------ TEXTO PROPORCIONADO ------
En otras luchas, Jeannette: la infancia de Juana de Arco (Jeannette, l’enfance de Jeanne d’Arc, 2017), de Bruno Dumont, trabaja con la proyección del porvenir. En este caso, la música suscita una suerte de profecía. La niña y adolescente Juana de Arco canta al son de un heavy metal desarticulado el dolor de su presagio, la fatalidad de su destino. Es en ese choque entre los hechos de otrora y la música extemporánea —pero aún romántica e hiperbólica— donde se genera un nuevo orden de su figura mítica y una reinstauración de su lucha épica, donde la perspectiva contemporánea se distingue radicalmente de las versiones estilísticas de Carl Theodor Dreyer, Robert Bresson, Jacques Rivette o Roberto Rossellini.

Si no canto lo que siento
Me voy a morir por dentro
He de gritarle a los vientos hasta reventar
Aunque solo quede tiempo en mi lugar
Si quiero me toco el alma
Pues mi carne ya no es nada
He de fusionar mi resto con el despertar
Aunque se pudra mi boca por callar
Ya lo estoy queriendo
Ya me estoy volviendo
Canción barro tal vez…

Luis Alberto Spinetta

Lo que nos salva de la soledad es la soledad de cada uno de los otros.
Clarice Lispector

«A veces, cuando dos personas están juntas, a pesar de estar hablando, lo que ellas comunican silenciosamente una a la otra es el sentimiento de soledad».[2]

En Te quiero tanto que no sé (2018), película del crítico y cineasta argentino Lautaro García Candela, el protagonista flaneur nocturno recorre las calles porteñas acompañado de su angelical trovador urbano que aparece constantemente en forma de evocación involuntaria. Los clásicos del rock nacional atraen la atención del transeúnte, provocando el reconocimiento y la unión en un tumulto de cuerpos y voces que llegan casi al abrazo fraternal. Su incesante búsqueda (como la de los demás trasnochados) se evidencia dulcemente en el acto colectivo como bálsamo de su soledad; da lo mismo si es en una gasolinera o sentados en la vereda.

Season of the Devil (Ang panahon ng halimaw), Lav Diaz, 2018.
Jeannette: La infancia de Juana de Arco (Jeannette, l’enfance de Jeanne d’Arc), Bruno Dumont, 2017.
Te quiero tanto que no sé, Lautaro García Candela, 2018.
------ FILAS EXTRAÍDAS ------
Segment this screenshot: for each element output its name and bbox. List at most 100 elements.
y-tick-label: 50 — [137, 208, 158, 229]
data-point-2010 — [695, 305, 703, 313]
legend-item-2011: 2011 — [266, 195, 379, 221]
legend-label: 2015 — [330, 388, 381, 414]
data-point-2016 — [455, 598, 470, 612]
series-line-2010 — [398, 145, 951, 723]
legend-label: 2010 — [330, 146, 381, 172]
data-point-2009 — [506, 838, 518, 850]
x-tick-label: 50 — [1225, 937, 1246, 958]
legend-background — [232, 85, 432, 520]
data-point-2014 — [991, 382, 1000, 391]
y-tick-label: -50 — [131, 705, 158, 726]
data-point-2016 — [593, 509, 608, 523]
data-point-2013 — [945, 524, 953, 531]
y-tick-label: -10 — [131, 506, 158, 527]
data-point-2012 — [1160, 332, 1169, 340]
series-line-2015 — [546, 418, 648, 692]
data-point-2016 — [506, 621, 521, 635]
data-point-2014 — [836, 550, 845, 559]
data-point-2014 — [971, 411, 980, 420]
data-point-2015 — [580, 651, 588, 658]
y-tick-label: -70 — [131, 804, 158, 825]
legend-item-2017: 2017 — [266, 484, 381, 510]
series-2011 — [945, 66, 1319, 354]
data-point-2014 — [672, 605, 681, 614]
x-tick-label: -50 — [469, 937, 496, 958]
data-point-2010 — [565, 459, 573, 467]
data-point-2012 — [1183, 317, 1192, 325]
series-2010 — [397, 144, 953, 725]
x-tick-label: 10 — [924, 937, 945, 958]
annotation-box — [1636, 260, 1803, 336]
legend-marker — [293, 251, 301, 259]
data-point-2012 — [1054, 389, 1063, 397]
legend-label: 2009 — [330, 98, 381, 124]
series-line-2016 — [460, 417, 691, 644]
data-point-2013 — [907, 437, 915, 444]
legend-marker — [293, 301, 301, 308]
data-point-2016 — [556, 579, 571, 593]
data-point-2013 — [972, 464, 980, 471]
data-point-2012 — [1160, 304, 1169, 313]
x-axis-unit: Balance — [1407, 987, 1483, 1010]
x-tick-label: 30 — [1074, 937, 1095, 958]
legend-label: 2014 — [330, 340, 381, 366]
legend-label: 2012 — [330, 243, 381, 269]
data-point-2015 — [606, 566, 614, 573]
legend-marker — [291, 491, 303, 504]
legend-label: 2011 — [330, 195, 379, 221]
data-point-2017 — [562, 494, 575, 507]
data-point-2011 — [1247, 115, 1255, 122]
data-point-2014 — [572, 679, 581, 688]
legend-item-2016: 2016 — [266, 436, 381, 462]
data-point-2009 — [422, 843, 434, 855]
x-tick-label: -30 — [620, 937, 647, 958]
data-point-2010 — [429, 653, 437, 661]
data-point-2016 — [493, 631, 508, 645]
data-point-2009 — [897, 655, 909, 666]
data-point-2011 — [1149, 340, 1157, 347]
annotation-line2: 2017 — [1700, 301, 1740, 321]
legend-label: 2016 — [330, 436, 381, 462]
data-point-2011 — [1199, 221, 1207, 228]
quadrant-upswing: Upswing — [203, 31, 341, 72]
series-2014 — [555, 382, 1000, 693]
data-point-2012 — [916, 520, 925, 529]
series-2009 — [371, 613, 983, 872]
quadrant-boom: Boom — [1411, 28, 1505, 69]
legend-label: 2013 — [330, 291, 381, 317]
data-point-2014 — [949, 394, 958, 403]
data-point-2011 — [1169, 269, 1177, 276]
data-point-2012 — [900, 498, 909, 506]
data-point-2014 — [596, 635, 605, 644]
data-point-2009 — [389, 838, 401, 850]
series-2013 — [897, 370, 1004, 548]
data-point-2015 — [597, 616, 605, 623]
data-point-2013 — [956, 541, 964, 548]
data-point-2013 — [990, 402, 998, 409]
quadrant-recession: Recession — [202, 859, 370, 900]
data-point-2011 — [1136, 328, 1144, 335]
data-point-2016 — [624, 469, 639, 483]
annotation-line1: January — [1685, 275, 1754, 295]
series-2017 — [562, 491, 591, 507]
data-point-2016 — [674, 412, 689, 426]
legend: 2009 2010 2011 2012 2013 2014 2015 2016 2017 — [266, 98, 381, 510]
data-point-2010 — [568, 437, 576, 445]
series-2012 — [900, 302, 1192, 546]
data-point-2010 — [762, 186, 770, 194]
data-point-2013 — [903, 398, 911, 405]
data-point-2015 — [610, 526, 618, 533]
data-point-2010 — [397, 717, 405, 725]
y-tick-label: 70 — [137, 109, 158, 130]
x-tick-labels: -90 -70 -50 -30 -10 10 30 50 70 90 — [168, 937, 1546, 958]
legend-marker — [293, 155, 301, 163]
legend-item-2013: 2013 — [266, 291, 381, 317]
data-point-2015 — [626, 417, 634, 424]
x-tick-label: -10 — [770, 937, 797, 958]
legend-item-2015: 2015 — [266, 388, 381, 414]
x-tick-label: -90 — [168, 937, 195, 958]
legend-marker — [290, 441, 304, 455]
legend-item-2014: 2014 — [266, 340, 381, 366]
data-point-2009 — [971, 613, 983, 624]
------
> CONSIGNA
Redacte la continuación del texto sobre la música en el cine contemporáneo, comenzando inmediatamente después de su última línea.

> RESPUESTA
«El musical depende del artificio, y también de la magia de un cierto misterio»,[3] declaró Jonathan Rosenbaum, a lo que agregaría que ese misticismo intrínseco se manifiesta como síntoma en sus personajes: ellos no se circunscriben a su vida mundana —en ocasiones trágica, en ocasiones aburrida—, sino que fabulan hacia nuevas cosmovisiones, creando nuevos mundos y vidas posibles. La transversalidad de la música en la historia del arte es ineludible, por ello la referencialidad del género clásico no es la única evidencia contemporánea en el anacronismo del musical como archivo histórico inerte, que se encuentra para después ser reproducido, como sucedería en películas como El artista (The Artist, Michel Hazanavicius, 2011) o La La Land (Damien Chazelle, 2016), en las que sus aparentes atributos se reducen a la nostalgia por una época y a la reproducción mimética de discursos específicos (el cine mudo y el musical clásico, respectivamente). La esencia y dinámica del acto musical es sustancia latente y es irreductible a un tiempo absoluto de la historia. Revela una convivencia de tiempos heterogéneos y discontinuidades, y aparece encarnada en el espíritu desde tiempos inmemoriales como lenguaje natural de las pasiones. Hacía falta filmarlo.


FUENTES:
[1] Johan Huizinga, De lo lúdico y lo serio, Casimiro Libros, 2014, p.26.
[2] Clarice Lispector, Revelación de un mundo, Adriana Hidalgo, 2008, p.213.
[3] Jonathan Rosenbaum, Mutaciones del cine contemporáneo, Errata naturae, 2011.